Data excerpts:
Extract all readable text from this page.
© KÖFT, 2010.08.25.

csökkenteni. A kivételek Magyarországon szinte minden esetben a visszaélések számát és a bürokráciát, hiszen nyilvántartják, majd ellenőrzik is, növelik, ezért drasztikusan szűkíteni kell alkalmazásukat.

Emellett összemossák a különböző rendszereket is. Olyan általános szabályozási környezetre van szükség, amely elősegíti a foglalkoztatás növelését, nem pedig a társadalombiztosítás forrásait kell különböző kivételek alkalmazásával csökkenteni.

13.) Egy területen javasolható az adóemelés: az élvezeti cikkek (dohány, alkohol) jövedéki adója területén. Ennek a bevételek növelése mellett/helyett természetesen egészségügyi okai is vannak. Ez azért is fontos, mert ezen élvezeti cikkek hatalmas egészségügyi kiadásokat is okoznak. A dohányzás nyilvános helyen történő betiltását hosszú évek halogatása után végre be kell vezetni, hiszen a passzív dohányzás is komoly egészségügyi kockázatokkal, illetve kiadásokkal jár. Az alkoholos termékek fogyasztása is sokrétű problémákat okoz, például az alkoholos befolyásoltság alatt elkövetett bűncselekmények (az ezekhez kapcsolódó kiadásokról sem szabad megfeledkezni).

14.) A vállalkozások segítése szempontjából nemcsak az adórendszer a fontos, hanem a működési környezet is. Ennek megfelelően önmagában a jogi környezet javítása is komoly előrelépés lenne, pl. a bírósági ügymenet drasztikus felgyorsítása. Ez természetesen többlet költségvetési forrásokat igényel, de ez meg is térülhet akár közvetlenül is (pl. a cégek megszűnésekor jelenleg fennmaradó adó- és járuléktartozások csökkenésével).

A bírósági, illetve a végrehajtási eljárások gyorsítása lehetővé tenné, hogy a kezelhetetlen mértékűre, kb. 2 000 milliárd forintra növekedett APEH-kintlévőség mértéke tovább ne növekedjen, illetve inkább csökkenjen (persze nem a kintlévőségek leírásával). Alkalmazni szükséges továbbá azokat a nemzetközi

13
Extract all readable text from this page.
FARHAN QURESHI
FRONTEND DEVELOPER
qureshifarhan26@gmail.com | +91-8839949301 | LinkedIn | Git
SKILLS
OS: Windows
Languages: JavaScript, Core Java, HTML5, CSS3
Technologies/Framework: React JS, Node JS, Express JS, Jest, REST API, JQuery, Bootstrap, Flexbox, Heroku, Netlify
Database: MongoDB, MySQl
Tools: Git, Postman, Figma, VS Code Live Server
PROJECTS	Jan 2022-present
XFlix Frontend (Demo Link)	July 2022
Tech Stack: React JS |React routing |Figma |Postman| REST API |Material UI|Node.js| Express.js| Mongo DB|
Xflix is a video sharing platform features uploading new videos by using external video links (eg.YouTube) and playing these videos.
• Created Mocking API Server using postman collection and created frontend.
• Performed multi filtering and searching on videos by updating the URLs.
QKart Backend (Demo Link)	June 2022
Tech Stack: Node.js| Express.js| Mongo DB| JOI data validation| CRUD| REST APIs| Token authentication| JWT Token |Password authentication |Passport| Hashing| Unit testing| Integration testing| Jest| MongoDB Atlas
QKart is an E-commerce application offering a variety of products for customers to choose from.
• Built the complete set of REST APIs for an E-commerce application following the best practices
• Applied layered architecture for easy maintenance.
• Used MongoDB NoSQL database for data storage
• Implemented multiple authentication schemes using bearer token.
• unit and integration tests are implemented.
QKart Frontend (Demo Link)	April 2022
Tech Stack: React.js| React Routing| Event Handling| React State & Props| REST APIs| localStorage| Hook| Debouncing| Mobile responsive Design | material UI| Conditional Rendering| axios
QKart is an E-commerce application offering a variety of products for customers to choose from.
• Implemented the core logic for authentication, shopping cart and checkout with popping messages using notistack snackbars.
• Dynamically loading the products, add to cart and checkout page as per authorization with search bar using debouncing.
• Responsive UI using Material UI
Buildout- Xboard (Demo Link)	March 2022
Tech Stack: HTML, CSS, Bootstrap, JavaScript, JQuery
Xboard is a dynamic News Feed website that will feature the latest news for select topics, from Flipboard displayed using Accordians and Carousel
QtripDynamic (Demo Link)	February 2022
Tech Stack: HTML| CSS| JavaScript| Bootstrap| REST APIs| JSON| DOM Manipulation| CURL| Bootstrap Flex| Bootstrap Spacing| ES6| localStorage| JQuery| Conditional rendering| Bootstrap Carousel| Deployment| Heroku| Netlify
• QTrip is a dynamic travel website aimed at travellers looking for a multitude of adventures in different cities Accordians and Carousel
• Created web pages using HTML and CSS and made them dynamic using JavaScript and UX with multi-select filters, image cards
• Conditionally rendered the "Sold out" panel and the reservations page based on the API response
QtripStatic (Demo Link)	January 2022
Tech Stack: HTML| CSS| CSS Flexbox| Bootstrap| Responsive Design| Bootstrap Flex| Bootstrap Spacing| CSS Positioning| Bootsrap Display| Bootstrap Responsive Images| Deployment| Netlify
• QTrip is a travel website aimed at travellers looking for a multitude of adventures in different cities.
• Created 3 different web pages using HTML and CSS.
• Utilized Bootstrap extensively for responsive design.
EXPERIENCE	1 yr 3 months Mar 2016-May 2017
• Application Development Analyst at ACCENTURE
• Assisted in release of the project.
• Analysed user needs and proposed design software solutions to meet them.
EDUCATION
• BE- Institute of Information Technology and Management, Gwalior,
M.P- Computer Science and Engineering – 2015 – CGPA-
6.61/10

#### Exercise directions:
Isolate the lines above that contain the word "travel" and copy them.

#### Output of the task:
• QTrip is a dynamic travel website aimed at travellers looking for a multitude of adventures in different cities Accordians and Carousel
• QTrip is a travel website aimed at travellers looking for a multitude of adventures in different cities.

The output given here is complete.